» **TASK INPUTS**

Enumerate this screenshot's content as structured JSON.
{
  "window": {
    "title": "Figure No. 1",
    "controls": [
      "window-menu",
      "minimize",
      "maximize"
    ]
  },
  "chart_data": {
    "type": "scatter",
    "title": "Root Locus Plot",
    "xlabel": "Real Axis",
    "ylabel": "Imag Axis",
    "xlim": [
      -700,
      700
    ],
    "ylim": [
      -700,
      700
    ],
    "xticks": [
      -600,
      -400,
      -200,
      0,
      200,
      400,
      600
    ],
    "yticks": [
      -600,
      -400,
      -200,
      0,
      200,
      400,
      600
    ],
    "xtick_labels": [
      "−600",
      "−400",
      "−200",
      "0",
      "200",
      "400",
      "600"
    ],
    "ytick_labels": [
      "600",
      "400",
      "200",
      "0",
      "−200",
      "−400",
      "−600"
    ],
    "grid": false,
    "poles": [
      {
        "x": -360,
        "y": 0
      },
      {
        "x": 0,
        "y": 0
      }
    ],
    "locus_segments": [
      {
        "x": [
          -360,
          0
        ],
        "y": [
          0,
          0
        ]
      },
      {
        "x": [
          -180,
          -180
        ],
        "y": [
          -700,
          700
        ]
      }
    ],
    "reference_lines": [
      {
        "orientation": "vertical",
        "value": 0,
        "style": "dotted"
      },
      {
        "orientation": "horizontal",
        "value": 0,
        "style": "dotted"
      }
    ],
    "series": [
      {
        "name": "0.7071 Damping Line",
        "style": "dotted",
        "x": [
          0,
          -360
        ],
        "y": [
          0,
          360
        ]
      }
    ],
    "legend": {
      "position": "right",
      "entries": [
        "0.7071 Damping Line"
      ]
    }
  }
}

» **WRITTEN REQUEST**
Make an exact copy of the data above.

» **WRITTEN REPLY**
Enumerate this screenshot's content as structured JSON.
{
  "window": {
    "title": "Figure No. 1",
    "controls": [
      "window-menu",
      "minimize",
      "maximize"
    ]
  },
  "chart_data": {
    "type": "scatter",
    "title": "Root Locus Plot",
    "xlabel": "Real Axis",
    "ylabel": "Imag Axis",
    "xlim": [
      -700,
      700
    ],
    "ylim": [
      -700,
      700
    ],
    "xticks": [
      -600,
      -400,
      -200,
      0,
      200,
      400,
      600
    ],
    "yticks": [
      -600,
      -400,
      -200,
      0,
      200,
      400,
      600
    ],
    "xtick_labels": [
      "−600",
      "−400",
      "−200",
      "0",
      "200",
      "400",
      "600"
    ],
    "ytick_labels": [
      "600",
      "400",
      "200",
      "0",
      "−200",
      "−400",
      "−600"
    ],
    "grid": false,
    "poles": [
      {
        "x": -360,
        "y": 0
      },
      {
        "x": 0,
        "y": 0
      }
    ],
    "locus_segments": [
      {
        "x": [
          -360,
          0
        ],
        "y": [
          0,
          0
        ]
      },
      {
        "x": [
          -180,
          -180
        ],
        "y": [
          -700,
          700
        ]
      }
    ],
    "reference_lines": [
      {
        "orientation": "vertical",
        "value": 0,
        "style": "dotted"
      },
      {
        "orientation": "horizontal",
        "value": 0,
        "style": "dotted"
      }
    ],
    "series": [
      {
        "name": "0.7071 Damping Line",
        "style": "dotted",
        "x": [
          0,
          -360
        ],
        "y": [
          0,
          360
        ]
      }
    ],
    "legend": {
      "position": "right",
      "entries": [
        "0.7071 Damping Line"
      ]
    }
  }
}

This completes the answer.